╭─ INPUT FOR THIS TASK

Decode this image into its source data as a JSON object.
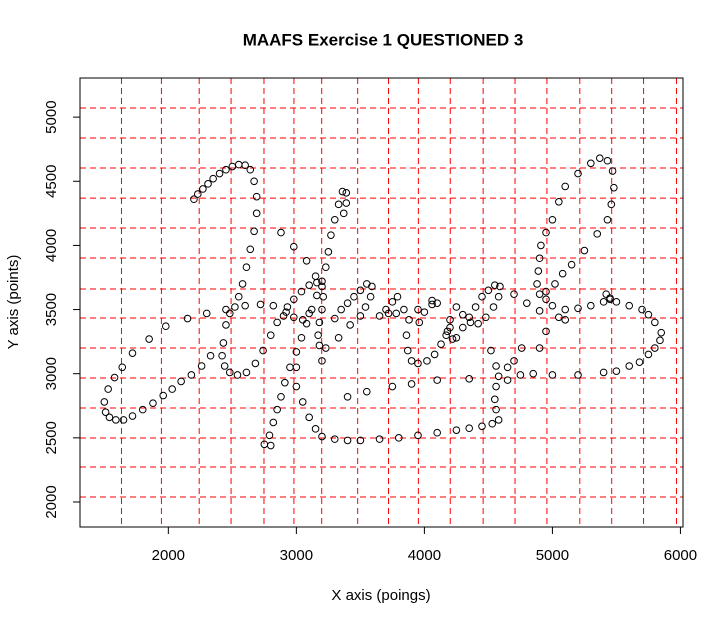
{
  "chart_data": {
    "type": "scatter",
    "title": "MAAFS Exercise 1 QUESTIONED 3",
    "x_label": "X axis (poings)",
    "y_label": "Y axis (points)",
    "xlim": [
      1310,
      6020
    ],
    "ylim": [
      1805,
      5305
    ],
    "xticks": [
      2000,
      3000,
      4000,
      5000,
      6000
    ],
    "yticks": [
      2000,
      2500,
      3000,
      3500,
      4000,
      4500,
      5000
    ],
    "color": "#000000",
    "grid_color": "#ff0000",
    "vlines": [
      1634,
      1946,
      2241,
      2490,
      2747,
      2981,
      3198,
      3479,
      3720,
      3953,
      4202,
      4459,
      4708,
      4957,
      5214,
      5463,
      5712,
      5969
    ],
    "hlines": [
      2039,
      2273,
      2499,
      2733,
      2966,
      3200,
      3434,
      3660,
      3902,
      4136,
      4369,
      4603,
      4837,
      5071
    ],
    "x": [
      2200,
      2230,
      2270,
      2310,
      2350,
      2400,
      2450,
      2500,
      2550,
      2600,
      2640,
      2670,
      2690,
      2690,
      2670,
      2640,
      2610,
      2580,
      2550,
      2520,
      2480,
      2450,
      2430,
      2420,
      2440,
      2480,
      2540,
      2610,
      2680,
      2740,
      2800,
      2850,
      1500,
      1530,
      1580,
      1640,
      1720,
      1850,
      1980,
      2150,
      2300,
      2450,
      2600,
      2720,
      2820,
      1510,
      1540,
      1590,
      1650,
      1720,
      1800,
      1880,
      1960,
      2030,
      2100,
      2180,
      2260,
      2330,
      2750,
      2800,
      2790,
      2820,
      2850,
      2880,
      2910,
      2950,
      3000,
      3040,
      3080,
      3120,
      3160,
      3200,
      3230,
      3250,
      3270,
      3300,
      3330,
      3360,
      3390,
      3390,
      3370,
      2900,
      2930,
      2980,
      3040,
      3100,
      3160,
      3200,
      3210,
      3200,
      3180,
      3170,
      3180,
      3230,
      3100,
      3050,
      2980,
      2920,
      2880,
      2980,
      3080,
      3150,
      3000,
      3000,
      3050,
      3100,
      3150,
      3200,
      3300,
      3400,
      3500,
      3650,
      3800,
      3950,
      4100,
      4250,
      4350,
      4450,
      4530,
      4580,
      4560,
      4550,
      4560,
      4580,
      4560,
      4520,
      4250,
      4300,
      4350,
      4400,
      4450,
      4500,
      4550,
      4590,
      4580,
      4540,
      4480,
      4420,
      4360,
      4300,
      4250,
      4200,
      4180,
      4220,
      3900,
      3950,
      4020,
      4080,
      4130,
      4170,
      4200,
      3960,
      4000,
      4060,
      4100,
      4060,
      3950,
      3880,
      3860,
      3870,
      3550,
      3590,
      3580,
      3540,
      3500,
      3650,
      3700,
      3750,
      3790,
      3720,
      3780,
      3840,
      3400,
      3450,
      3500,
      3350,
      3300,
      3420,
      3330,
      3200,
      3400,
      3550,
      3750,
      3900,
      4100,
      4350,
      4650,
      4750,
      4850,
      5000,
      5200,
      5400,
      5500,
      5600,
      5680,
      5750,
      5800,
      5840,
      5850,
      5800,
      5750,
      5700,
      5600,
      5500,
      5450,
      5420,
      5450,
      5400,
      5300,
      5200,
      5100,
      5000,
      4950,
      4900,
      4880,
      4890,
      4900,
      4910,
      4950,
      5000,
      5050,
      5100,
      5200,
      5300,
      5370,
      5430,
      5470,
      5480,
      5460,
      5430,
      5350,
      5250,
      5150,
      5080,
      5020,
      4950,
      4700,
      4800,
      4900,
      5100,
      4760,
      4700,
      4650,
      4900,
      4950,
      5050
    ],
    "values": [
      4360,
      4400,
      4440,
      4480,
      4520,
      4560,
      4590,
      4615,
      4630,
      4625,
      4590,
      4500,
      4380,
      4250,
      4110,
      3970,
      3830,
      3700,
      3600,
      3520,
      3470,
      3380,
      3240,
      3140,
      3060,
      3010,
      2990,
      3010,
      3080,
      3180,
      3300,
      3400,
      2780,
      2880,
      2970,
      3050,
      3160,
      3270,
      3370,
      3430,
      3470,
      3500,
      3530,
      3540,
      3530,
      2700,
      2660,
      2640,
      2640,
      2670,
      2720,
      2770,
      2830,
      2880,
      2940,
      2990,
      3060,
      3140,
      2450,
      2440,
      2520,
      2620,
      2720,
      2820,
      2930,
      3050,
      3170,
      3280,
      3390,
      3500,
      3610,
      3720,
      3830,
      3950,
      4080,
      4200,
      4320,
      4420,
      4410,
      4330,
      4250,
      3450,
      3520,
      3580,
      3640,
      3690,
      3710,
      3680,
      3600,
      3500,
      3400,
      3300,
      3220,
      3200,
      3470,
      3420,
      3440,
      3480,
      4100,
      3990,
      3880,
      3760,
      3050,
      2900,
      2780,
      2660,
      2570,
      2510,
      2490,
      2480,
      2480,
      2490,
      2500,
      2520,
      2540,
      2560,
      2575,
      2590,
      2610,
      2640,
      2720,
      2800,
      2900,
      2980,
      3060,
      3180,
      3280,
      3360,
      3440,
      3520,
      3600,
      3650,
      3690,
      3680,
      3600,
      3520,
      3440,
      3390,
      3400,
      3460,
      3520,
      3420,
      3330,
      3270,
      3100,
      3080,
      3100,
      3150,
      3230,
      3300,
      3360,
      3400,
      3480,
      3540,
      3550,
      3570,
      3500,
      3420,
      3300,
      3180,
      3700,
      3680,
      3600,
      3520,
      3450,
      3450,
      3500,
      3560,
      3600,
      3470,
      3470,
      3500,
      3550,
      3600,
      3650,
      3500,
      3430,
      3380,
      3280,
      3100,
      2820,
      2860,
      2900,
      2920,
      2950,
      2960,
      2950,
      2990,
      3000,
      2990,
      2990,
      3010,
      3020,
      3060,
      3090,
      3150,
      3200,
      3260,
      3320,
      3400,
      3460,
      3500,
      3530,
      3560,
      3580,
      3620,
      3590,
      3560,
      3530,
      3510,
      3500,
      3530,
      3580,
      3620,
      3700,
      3800,
      3900,
      4000,
      4100,
      4200,
      4340,
      4460,
      4560,
      4640,
      4680,
      4660,
      4580,
      4450,
      4320,
      4200,
      4090,
      3960,
      3850,
      3780,
      3700,
      3640,
      3620,
      3550,
      3490,
      3420,
      3200,
      3100,
      3050,
      3200,
      3330,
      3440
    ]
  }
}
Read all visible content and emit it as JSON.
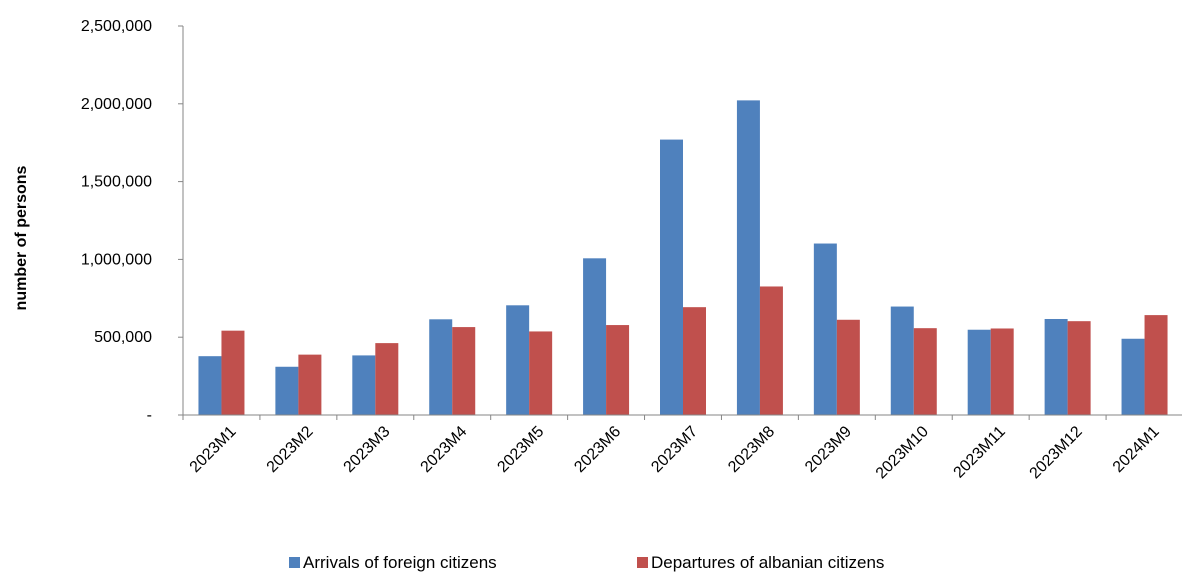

╰─

> DIRECTIONS
Copy the data exactly. Any picture it contains is to be omitted.

> FULL RESPONSE
Decode this image into its source data as a JSON object.
{
  "chart_data": {
    "type": "scatter",
    "title": "MAAFS Exercise 1 QUESTIONED 3",
    "x_label": "X axis (poings)",
    "y_label": "Y axis (points)",
    "xlim": [
      1310,
      6020
    ],
    "ylim": [
      1805,
      5305
    ],
    "xticks": [
      2000,
      3000,
      4000,
      5000,
      6000
    ],
    "yticks": [
      2000,
      2500,
      3000,
      3500,
      4000,
      4500,
      5000
    ],
    "color": "#000000",
    "grid_color": "#ff0000",
    "vlines": [
      1634,
      1946,
      2241,
      2490,
      2747,
      2981,
      3198,
      3479,
      3720,
      3953,
      4202,
      4459,
      4708,
      4957,
      5214,
      5463,
      5712,
      5969
    ],
    "hlines": [
      2039,
      2273,
      2499,
      2733,
      2966,
      3200,
      3434,
      3660,
      3902,
      4136,
      4369,
      4603,
      4837,
      5071
    ],
    "x": [
      2200,
      2230,
      2270,
      2310,
      2350,
      2400,
      2450,
      2500,
      2550,
      2600,
      2640,
      2670,
      2690,
      2690,
      2670,
      2640,
      2610,
      2580,
      2550,
      2520,
      2480,
      2450,
      2430,
      2420,
      2440,
      2480,
      2540,
      2610,
      2680,
      2740,
      2800,
      2850,
      1500,
      1530,
      1580,
      1640,
      1720,
      1850,
      1980,
      2150,
      2300,
      2450,
      2600,
      2720,
      2820,
      1510,
      1540,
      1590,
      1650,
      1720,
      1800,
      1880,
      1960,
      2030,
      2100,
      2180,
      2260,
      2330,
      2750,
      2800,
      2790,
      2820,
      2850,
      2880,
      2910,
      2950,
      3000,
      3040,
      3080,
      3120,
      3160,
      3200,
      3230,
      3250,
      3270,
      3300,
      3330,
      3360,
      3390,
      3390,
      3370,
      2900,
      2930,
      2980,
      3040,
      3100,
      3160,
      3200,
      3210,
      3200,
      3180,
      3170,
      3180,
      3230,
      3100,
      3050,
      2980,
      2920,
      2880,
      2980,
      3080,
      3150,
      3000,
      3000,
      3050,
      3100,
      3150,
      3200,
      3300,
      3400,
      3500,
      3650,
      3800,
      3950,
      4100,
      4250,
      4350,
      4450,
      4530,
      4580,
      4560,
      4550,
      4560,
      4580,
      4560,
      4520,
      4250,
      4300,
      4350,
      4400,
      4450,
      4500,
      4550,
      4590,
      4580,
      4540,
      4480,
      4420,
      4360,
      4300,
      4250,
      4200,
      4180,
      4220,
      3900,
      3950,
      4020,
      4080,
      4130,
      4170,
      4200,
      3960,
      4000,
      4060,
      4100,
      4060,
      3950,
      3880,
      3860,
      3870,
      3550,
      3590,
      3580,
      3540,
      3500,
      3650,
      3700,
      3750,
      3790,
      3720,
      3780,
      3840,
      3400,
      3450,
      3500,
      3350,
      3300,
      3420,
      3330,
      3200,
      3400,
      3550,
      3750,
      3900,
      4100,
      4350,
      4650,
      4750,
      4850,
      5000,
      5200,
      5400,
      5500,
      5600,
      5680,
      5750,
      5800,
      5840,
      5850,
      5800,
      5750,
      5700,
      5600,
      5500,
      5450,
      5420,
      5450,
      5400,
      5300,
      5200,
      5100,
      5000,
      4950,
      4900,
      4880,
      4890,
      4900,
      4910,
      4950,
      5000,
      5050,
      5100,
      5200,
      5300,
      5370,
      5430,
      5470,
      5480,
      5460,
      5430,
      5350,
      5250,
      5150,
      5080,
      5020,
      4950,
      4700,
      4800,
      4900,
      5100,
      4760,
      4700,
      4650,
      4900,
      4950,
      5050
    ],
    "values": [
      4360,
      4400,
      4440,
      4480,
      4520,
      4560,
      4590,
      4615,
      4630,
      4625,
      4590,
      4500,
      4380,
      4250,
      4110,
      3970,
      3830,
      3700,
      3600,
      3520,
      3470,
      3380,
      3240,
      3140,
      3060,
      3010,
      2990,
      3010,
      3080,
      3180,
      3300,
      3400,
      2780,
      2880,
      2970,
      3050,
      3160,
      3270,
      3370,
      3430,
      3470,
      3500,
      3530,
      3540,
      3530,
      2700,
      2660,
      2640,
      2640,
      2670,
      2720,
      2770,
      2830,
      2880,
      2940,
      2990,
      3060,
      3140,
      2450,
      2440,
      2520,
      2620,
      2720,
      2820,
      2930,
      3050,
      3170,
      3280,
      3390,
      3500,
      3610,
      3720,
      3830,
      3950,
      4080,
      4200,
      4320,
      4420,
      4410,
      4330,
      4250,
      3450,
      3520,
      3580,
      3640,
      3690,
      3710,
      3680,
      3600,
      3500,
      3400,
      3300,
      3220,
      3200,
      3470,
      3420,
      3440,
      3480,
      4100,
      3990,
      3880,
      3760,
      3050,
      2900,
      2780,
      2660,
      2570,
      2510,
      2490,
      2480,
      2480,
      2490,
      2500,
      2520,
      2540,
      2560,
      2575,
      2590,
      2610,
      2640,
      2720,
      2800,
      2900,
      2980,
      3060,
      3180,
      3280,
      3360,
      3440,
      3520,
      3600,
      3650,
      3690,
      3680,
      3600,
      3520,
      3440,
      3390,
      3400,
      3460,
      3520,
      3420,
      3330,
      3270,
      3100,
      3080,
      3100,
      3150,
      3230,
      3300,
      3360,
      3400,
      3480,
      3540,
      3550,
      3570,
      3500,
      3420,
      3300,
      3180,
      3700,
      3680,
      3600,
      3520,
      3450,
      3450,
      3500,
      3560,
      3600,
      3470,
      3470,
      3500,
      3550,
      3600,
      3650,
      3500,
      3430,
      3380,
      3280,
      3100,
      2820,
      2860,
      2900,
      2920,
      2950,
      2960,
      2950,
      2990,
      3000,
      2990,
      2990,
      3010,
      3020,
      3060,
      3090,
      3150,
      3200,
      3260,
      3320,
      3400,
      3460,
      3500,
      3530,
      3560,
      3580,
      3620,
      3590,
      3560,
      3530,
      3510,
      3500,
      3530,
      3580,
      3620,
      3700,
      3800,
      3900,
      4000,
      4100,
      4200,
      4340,
      4460,
      4560,
      4640,
      4680,
      4660,
      4580,
      4450,
      4320,
      4200,
      4090,
      3960,
      3850,
      3780,
      3700,
      3640,
      3620,
      3550,
      3490,
      3420,
      3200,
      3100,
      3050,
      3200,
      3330,
      3440
    ]
  }
}
Read all visible content and emit it as JSON.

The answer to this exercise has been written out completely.